[Structured figure records]
──────────
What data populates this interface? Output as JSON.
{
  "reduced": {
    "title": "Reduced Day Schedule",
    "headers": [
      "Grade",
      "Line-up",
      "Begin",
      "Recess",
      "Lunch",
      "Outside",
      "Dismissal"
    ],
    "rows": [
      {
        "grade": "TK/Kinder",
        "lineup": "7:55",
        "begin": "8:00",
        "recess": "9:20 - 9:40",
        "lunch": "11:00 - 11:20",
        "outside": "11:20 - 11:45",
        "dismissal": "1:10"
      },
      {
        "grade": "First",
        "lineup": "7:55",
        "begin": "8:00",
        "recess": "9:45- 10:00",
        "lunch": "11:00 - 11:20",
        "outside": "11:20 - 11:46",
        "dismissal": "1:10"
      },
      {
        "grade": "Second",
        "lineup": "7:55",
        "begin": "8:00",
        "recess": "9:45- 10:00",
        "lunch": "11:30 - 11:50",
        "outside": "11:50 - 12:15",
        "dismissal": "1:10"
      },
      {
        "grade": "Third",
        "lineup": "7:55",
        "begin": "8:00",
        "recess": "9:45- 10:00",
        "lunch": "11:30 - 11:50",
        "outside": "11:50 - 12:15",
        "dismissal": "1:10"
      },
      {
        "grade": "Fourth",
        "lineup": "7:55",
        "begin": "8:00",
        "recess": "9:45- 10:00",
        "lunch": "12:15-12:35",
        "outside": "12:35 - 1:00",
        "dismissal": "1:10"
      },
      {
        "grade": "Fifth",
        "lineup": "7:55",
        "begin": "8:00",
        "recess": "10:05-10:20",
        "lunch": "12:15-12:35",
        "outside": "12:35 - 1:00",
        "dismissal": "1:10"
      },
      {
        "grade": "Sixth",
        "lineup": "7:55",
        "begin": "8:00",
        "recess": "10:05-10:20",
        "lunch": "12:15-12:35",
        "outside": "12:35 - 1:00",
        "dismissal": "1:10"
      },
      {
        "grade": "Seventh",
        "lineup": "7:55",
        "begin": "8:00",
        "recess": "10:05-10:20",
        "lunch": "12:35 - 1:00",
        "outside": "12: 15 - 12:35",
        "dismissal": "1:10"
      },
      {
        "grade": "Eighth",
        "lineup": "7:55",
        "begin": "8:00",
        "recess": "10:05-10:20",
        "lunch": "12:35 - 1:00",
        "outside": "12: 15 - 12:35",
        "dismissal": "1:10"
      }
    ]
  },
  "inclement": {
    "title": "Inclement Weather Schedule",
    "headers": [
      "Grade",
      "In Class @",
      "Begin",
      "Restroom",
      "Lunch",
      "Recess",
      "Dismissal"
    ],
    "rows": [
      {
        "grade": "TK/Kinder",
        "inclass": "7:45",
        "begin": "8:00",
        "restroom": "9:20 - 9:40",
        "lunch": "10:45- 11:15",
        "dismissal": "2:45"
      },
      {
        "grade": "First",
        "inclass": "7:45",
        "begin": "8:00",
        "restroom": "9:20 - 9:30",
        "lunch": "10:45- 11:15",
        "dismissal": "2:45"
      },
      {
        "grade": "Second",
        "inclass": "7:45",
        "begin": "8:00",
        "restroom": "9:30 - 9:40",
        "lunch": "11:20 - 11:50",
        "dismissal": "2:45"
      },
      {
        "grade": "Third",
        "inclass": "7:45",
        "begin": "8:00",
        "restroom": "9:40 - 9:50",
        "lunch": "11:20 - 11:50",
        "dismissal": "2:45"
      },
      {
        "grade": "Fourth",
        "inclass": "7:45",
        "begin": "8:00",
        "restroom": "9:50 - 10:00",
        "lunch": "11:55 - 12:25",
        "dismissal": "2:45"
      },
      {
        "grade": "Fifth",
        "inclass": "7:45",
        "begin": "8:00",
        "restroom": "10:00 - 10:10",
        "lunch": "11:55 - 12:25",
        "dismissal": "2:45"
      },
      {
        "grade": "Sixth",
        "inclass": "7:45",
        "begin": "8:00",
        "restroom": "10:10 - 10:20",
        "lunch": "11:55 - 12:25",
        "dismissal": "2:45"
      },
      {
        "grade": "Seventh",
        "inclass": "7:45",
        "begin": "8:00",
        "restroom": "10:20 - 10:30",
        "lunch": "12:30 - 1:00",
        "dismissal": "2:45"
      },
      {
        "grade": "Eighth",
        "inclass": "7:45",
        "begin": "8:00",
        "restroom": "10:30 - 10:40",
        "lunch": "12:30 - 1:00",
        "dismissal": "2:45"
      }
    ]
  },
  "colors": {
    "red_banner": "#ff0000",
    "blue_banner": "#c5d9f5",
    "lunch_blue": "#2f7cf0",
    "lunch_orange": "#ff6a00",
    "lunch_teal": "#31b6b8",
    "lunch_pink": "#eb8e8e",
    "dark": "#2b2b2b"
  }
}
──────────
§ Exercise objective
Output the listing above exactly as it appears.

§ Correct output
What data populates this interface? Output as JSON.
{
  "reduced": {
    "title": "Reduced Day Schedule",
    "headers": [
      "Grade",
      "Line-up",
      "Begin",
      "Recess",
      "Lunch",
      "Outside",
      "Dismissal"
    ],
    "rows": [
      {
        "grade": "TK/Kinder",
        "lineup": "7:55",
        "begin": "8:00",
        "recess": "9:20 - 9:40",
        "lunch": "11:00 - 11:20",
        "outside": "11:20 - 11:45",
        "dismissal": "1:10"
      },
      {
        "grade": "First",
        "lineup": "7:55",
        "begin": "8:00",
        "recess": "9:45- 10:00",
        "lunch": "11:00 - 11:20",
        "outside": "11:20 - 11:46",
        "dismissal": "1:10"
      },
      {
        "grade": "Second",
        "lineup": "7:55",
        "begin": "8:00",
        "recess": "9:45- 10:00",
        "lunch": "11:30 - 11:50",
        "outside": "11:50 - 12:15",
        "dismissal": "1:10"
      },
      {
        "grade": "Third",
        "lineup": "7:55",
        "begin": "8:00",
        "recess": "9:45- 10:00",
        "lunch": "11:30 - 11:50",
        "outside": "11:50 - 12:15",
        "dismissal": "1:10"
      },
      {
        "grade": "Fourth",
        "lineup": "7:55",
        "begin": "8:00",
        "recess": "9:45- 10:00",
        "lunch": "12:15-12:35",
        "outside": "12:35 - 1:00",
        "dismissal": "1:10"
      },
      {
        "grade": "Fifth",
        "lineup": "7:55",
        "begin": "8:00",
        "recess": "10:05-10:20",
        "lunch": "12:15-12:35",
        "outside": "12:35 - 1:00",
        "dismissal": "1:10"
      },
      {
        "grade": "Sixth",
        "lineup": "7:55",
        "begin": "8:00",
        "recess": "10:05-10:20",
        "lunch": "12:15-12:35",
        "outside": "12:35 - 1:00",
        "dismissal": "1:10"
      },
      {
        "grade": "Seventh",
        "lineup": "7:55",
        "begin": "8:00",
        "recess": "10:05-10:20",
        "lunch": "12:35 - 1:00",
        "outside": "12: 15 - 12:35",
        "dismissal": "1:10"
      },
      {
        "grade": "Eighth",
        "lineup": "7:55",
        "begin": "8:00",
        "recess": "10:05-10:20",
        "lunch": "12:35 - 1:00",
        "outside": "12: 15 - 12:35",
        "dismissal": "1:10"
      }
    ]
  },
  "inclement": {
    "title": "Inclement Weather Schedule",
    "headers": [
      "Grade",
      "In Class @",
      "Begin",
      "Restroom",
      "Lunch",
      "Recess",
      "Dismissal"
    ],
    "rows": [
      {
        "grade": "TK/Kinder",
        "inclass": "7:45",
        "begin": "8:00",
        "restroom": "9:20 - 9:40",
        "lunch": "10:45- 11:15",
        "dismissal": "2:45"
      },
      {
        "grade": "First",
        "inclass": "7:45",
        "begin": "8:00",
        "restroom": "9:20 - 9:30",
        "lunch": "10:45- 11:15",
        "dismissal": "2:45"
      },
      {
        "grade": "Second",
        "inclass": "7:45",
        "begin": "8:00",
        "restroom": "9:30 - 9:40",
        "lunch": "11:20 - 11:50",
        "dismissal": "2:45"
      },
      {
        "grade": "Third",
        "inclass": "7:45",
        "begin": "8:00",
        "restroom": "9:40 - 9:50",
        "lunch": "11:20 - 11:50",
        "dismissal": "2:45"
      },
      {
        "grade": "Fourth",
        "inclass": "7:45",
        "begin": "8:00",
        "restroom": "9:50 - 10:00",
        "lunch": "11:55 - 12:25",
        "dismissal": "2:45"
      },
      {
        "grade": "Fifth",
        "inclass": "7:45",
        "begin": "8:00",
        "restroom": "10:00 - 10:10",
        "lunch": "11:55 - 12:25",
        "dismissal": "2:45"
      },
      {
        "grade": "Sixth",
        "inclass": "7:45",
        "begin": "8:00",
        "restroom": "10:10 - 10:20",
        "lunch": "11:55 - 12:25",
        "dismissal": "2:45"
      },
      {
        "grade": "Seventh",
        "inclass": "7:45",
        "begin": "8:00",
        "restroom": "10:20 - 10:30",
        "lunch": "12:30 - 1:00",
        "dismissal": "2:45"
      },
      {
        "grade": "Eighth",
        "inclass": "7:45",
        "begin": "8:00",
        "restroom": "10:30 - 10:40",
        "lunch": "12:30 - 1:00",
        "dismissal": "2:45"
      }
    ]
  },
  "colors": {
    "red_banner": "#ff0000",
    "blue_banner": "#c5d9f5",
    "lunch_blue": "#2f7cf0",
    "lunch_orange": "#ff6a00",
    "lunch_teal": "#31b6b8",
    "lunch_pink": "#eb8e8e",
    "dark": "#2b2b2b"
  }
}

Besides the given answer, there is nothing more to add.